• [The request] Restate the complete material exactly.

• [Given entries]
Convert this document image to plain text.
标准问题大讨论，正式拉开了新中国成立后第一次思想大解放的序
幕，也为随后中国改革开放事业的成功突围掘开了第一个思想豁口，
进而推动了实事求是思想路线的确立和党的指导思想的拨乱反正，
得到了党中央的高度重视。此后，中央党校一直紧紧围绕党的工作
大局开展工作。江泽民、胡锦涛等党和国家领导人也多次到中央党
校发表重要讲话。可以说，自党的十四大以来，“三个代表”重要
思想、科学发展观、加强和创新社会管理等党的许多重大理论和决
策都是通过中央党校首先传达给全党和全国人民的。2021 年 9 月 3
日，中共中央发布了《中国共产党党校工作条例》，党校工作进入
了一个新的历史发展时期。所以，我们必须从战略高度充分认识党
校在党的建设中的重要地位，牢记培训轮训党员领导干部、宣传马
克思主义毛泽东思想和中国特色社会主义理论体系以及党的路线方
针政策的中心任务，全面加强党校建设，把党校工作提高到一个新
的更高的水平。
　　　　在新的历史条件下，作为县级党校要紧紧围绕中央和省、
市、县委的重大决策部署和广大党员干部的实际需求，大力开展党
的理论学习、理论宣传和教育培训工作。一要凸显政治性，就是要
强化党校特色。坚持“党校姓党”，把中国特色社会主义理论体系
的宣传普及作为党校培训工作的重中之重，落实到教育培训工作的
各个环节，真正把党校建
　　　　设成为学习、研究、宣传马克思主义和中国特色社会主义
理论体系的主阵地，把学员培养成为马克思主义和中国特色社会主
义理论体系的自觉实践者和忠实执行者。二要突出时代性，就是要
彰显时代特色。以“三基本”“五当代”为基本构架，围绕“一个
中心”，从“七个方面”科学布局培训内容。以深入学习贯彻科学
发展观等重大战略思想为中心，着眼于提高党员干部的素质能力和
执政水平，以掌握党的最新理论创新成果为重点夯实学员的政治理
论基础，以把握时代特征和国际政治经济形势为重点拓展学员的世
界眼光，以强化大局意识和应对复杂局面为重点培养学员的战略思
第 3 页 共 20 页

• [Exercise solution]
Convert this document image to plain text.
标准问题大讨论，正式拉开了新中国成立后第一次思想大解放的序
幕，也为随后中国改革开放事业的成功突围掘开了第一个思想豁口，
进而推动了实事求是思想路线的确立和党的指导思想的拨乱反正，
得到了党中央的高度重视。此后，中央党校一直紧紧围绕党的工作
大局开展工作。江泽民、胡锦涛等党和国家领导人也多次到中央党
校发表重要讲话。可以说，自党的十四大以来，“三个代表”重要
思想、科学发展观、加强和创新社会管理等党的许多重大理论和决
策都是通过中央党校首先传达给全党和全国人民的。2021 年 9 月 3
日，中共中央发布了《中国共产党党校工作条例》，党校工作进入
了一个新的历史发展时期。所以，我们必须从战略高度充分认识党
校在党的建设中的重要地位，牢记培训轮训党员领导干部、宣传马
克思主义毛泽东思想和中国特色社会主义理论体系以及党的路线方
针政策的中心任务，全面加强党校建设，把党校工作提高到一个新
的更高的水平。
　　　　在新的历史条件下，作为县级党校要紧紧围绕中央和省、
市、县委的重大决策部署和广大党员干部的实际需求，大力开展党
的理论学习、理论宣传和教育培训工作。一要凸显政治性，就是要
强化党校特色。坚持“党校姓党”，把中国特色社会主义理论体系
的宣传普及作为党校培训工作的重中之重，落实到教育培训工作的
各个环节，真正把党校建
　　　　设成为学习、研究、宣传马克思主义和中国特色社会主义
理论体系的主阵地，把学员培养成为马克思主义和中国特色社会主
义理论体系的自觉实践者和忠实执行者。二要突出时代性，就是要
彰显时代特色。以“三基本”“五当代”为基本构架，围绕“一个
中心”，从“七个方面”科学布局培训内容。以深入学习贯彻科学
发展观等重大战略思想为中心，着眼于提高党员干部的素质能力和
执政水平，以掌握党的最新理论创新成果为重点夯实学员的政治理
论基础，以把握时代特征和国际政治经济形势为重点拓展学员的世
界眼光，以强化大局意识和应对复杂局面为重点培养学员的战略思
第 3 页 共 20 页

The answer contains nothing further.